Reproduce the entries below word for word, from the very start of the entries through the line containing "feature-subtext-line2: drewna sosnowego", including that line.

### Dataset records
========================
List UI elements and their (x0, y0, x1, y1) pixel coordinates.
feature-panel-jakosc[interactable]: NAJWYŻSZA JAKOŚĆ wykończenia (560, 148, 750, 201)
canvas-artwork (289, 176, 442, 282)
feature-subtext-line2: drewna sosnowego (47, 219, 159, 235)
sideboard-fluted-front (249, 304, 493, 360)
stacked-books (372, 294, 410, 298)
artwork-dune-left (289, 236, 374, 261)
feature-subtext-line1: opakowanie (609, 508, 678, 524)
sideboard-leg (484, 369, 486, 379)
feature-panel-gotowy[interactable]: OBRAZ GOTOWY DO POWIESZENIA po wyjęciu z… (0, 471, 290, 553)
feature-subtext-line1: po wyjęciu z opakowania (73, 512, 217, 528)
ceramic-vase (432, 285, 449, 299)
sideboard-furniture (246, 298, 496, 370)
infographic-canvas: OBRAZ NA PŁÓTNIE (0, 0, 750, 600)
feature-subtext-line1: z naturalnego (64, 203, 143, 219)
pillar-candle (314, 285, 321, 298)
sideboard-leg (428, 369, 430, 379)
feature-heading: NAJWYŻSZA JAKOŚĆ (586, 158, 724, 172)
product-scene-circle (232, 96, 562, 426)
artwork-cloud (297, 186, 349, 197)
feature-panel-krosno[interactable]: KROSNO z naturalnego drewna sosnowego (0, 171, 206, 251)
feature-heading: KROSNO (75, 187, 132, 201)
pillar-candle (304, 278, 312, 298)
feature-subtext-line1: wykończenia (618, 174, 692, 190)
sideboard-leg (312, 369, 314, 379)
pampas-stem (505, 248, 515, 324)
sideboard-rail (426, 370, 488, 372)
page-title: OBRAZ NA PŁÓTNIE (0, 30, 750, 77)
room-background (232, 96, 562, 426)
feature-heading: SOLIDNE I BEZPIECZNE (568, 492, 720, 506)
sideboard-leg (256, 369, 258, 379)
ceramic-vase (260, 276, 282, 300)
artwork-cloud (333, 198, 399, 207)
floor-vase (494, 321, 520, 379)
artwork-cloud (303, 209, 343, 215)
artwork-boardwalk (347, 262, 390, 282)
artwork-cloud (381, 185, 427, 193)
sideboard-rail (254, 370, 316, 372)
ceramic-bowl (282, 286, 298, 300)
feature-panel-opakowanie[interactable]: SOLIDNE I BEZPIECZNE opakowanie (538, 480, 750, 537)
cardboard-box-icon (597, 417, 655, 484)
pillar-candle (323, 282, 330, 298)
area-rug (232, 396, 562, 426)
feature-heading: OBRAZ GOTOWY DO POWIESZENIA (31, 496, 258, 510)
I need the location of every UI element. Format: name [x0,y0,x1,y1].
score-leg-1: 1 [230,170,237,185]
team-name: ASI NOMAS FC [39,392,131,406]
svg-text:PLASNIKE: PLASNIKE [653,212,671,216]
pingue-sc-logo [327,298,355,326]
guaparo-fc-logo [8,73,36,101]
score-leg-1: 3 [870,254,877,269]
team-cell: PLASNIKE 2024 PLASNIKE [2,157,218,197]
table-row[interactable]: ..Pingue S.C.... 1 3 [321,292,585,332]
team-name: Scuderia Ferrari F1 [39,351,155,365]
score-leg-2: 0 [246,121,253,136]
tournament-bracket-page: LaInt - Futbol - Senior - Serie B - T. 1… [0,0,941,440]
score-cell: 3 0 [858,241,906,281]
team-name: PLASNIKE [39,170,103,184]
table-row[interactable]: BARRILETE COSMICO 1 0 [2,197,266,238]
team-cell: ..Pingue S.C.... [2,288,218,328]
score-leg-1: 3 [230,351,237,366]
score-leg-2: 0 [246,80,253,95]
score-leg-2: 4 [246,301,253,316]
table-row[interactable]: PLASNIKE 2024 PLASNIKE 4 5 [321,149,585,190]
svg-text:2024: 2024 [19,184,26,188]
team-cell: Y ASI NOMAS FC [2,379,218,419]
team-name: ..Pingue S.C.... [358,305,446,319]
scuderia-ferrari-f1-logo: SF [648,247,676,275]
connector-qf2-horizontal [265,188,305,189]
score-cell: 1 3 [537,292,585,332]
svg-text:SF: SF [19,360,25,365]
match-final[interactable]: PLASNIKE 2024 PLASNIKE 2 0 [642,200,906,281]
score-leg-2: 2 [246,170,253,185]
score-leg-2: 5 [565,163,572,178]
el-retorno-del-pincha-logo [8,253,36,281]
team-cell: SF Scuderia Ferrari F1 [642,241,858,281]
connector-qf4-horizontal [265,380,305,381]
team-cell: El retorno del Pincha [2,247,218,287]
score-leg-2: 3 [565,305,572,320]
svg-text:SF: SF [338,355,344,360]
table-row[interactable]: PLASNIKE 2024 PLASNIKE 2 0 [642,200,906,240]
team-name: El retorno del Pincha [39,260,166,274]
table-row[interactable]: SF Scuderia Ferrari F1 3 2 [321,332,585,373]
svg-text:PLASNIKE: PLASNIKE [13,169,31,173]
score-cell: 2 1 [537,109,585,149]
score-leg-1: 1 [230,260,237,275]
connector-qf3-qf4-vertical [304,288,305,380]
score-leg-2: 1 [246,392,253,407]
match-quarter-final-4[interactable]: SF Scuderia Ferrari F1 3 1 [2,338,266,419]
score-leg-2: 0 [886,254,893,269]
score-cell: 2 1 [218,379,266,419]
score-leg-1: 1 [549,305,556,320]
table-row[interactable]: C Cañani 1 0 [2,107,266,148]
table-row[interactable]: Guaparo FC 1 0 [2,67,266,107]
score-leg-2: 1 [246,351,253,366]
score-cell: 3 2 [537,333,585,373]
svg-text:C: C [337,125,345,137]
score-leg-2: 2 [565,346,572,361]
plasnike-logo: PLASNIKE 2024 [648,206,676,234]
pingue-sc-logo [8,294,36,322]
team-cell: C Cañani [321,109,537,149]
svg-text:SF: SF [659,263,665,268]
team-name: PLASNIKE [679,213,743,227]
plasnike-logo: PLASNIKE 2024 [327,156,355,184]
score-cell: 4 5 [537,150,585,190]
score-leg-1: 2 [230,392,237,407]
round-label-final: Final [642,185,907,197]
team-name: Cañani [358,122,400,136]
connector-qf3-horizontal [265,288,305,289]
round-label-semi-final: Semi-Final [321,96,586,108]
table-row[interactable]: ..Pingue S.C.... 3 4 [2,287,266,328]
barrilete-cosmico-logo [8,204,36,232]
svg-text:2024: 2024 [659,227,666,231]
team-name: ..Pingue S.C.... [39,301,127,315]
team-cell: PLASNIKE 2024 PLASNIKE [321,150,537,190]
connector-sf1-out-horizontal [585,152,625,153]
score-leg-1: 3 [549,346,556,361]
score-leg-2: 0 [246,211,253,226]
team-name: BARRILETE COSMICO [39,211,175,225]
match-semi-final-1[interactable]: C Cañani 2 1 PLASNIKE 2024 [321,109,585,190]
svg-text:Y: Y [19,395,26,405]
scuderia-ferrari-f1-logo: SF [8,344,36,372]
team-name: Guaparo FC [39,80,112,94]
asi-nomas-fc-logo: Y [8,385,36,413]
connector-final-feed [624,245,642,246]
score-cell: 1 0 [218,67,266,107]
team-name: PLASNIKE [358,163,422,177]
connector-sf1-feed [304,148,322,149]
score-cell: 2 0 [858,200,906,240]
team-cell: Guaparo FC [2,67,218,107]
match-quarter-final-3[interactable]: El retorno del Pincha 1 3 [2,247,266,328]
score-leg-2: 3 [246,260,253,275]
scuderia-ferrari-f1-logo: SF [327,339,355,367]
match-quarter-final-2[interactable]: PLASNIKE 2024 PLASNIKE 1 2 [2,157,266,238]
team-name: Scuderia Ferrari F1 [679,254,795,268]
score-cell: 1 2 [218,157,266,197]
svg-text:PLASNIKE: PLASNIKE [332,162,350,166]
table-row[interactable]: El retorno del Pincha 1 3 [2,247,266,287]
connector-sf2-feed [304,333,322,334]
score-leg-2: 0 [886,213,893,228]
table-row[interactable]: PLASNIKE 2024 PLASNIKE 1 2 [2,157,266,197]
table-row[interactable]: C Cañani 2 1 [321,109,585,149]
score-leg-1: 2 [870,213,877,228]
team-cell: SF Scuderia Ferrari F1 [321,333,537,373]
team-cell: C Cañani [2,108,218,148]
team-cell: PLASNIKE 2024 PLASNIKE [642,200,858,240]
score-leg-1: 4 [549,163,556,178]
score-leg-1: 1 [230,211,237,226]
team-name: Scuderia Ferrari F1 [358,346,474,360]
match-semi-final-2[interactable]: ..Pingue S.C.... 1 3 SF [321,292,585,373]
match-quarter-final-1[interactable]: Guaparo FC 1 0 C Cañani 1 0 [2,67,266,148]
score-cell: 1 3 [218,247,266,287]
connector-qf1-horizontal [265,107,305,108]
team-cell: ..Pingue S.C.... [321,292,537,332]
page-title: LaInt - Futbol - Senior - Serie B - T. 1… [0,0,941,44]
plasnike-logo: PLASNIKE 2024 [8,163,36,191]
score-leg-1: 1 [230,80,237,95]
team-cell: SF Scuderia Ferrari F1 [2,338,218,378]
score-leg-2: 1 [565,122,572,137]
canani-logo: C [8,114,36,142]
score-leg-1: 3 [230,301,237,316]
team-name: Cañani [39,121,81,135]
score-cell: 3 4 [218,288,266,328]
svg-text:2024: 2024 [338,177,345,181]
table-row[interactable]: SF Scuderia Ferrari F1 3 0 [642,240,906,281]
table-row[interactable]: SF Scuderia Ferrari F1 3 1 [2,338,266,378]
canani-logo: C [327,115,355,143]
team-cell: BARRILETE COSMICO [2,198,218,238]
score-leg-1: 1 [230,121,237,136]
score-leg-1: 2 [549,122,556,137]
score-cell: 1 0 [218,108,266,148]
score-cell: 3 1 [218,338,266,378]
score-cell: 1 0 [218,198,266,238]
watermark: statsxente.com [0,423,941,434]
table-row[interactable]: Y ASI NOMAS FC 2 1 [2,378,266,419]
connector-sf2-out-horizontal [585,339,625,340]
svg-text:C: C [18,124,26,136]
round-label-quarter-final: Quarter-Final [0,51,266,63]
========================
### ANSWER TO THE EXERCISE
List UI elements and their (x0, y0, x1, y1) pixel coordinates.
feature-panel-jakosc[interactable]: NAJWYŻSZA JAKOŚĆ wykończenia (560, 148, 750, 201)
canvas-artwork (289, 176, 442, 282)
feature-subtext-line2: drewna sosnowego (47, 219, 159, 235)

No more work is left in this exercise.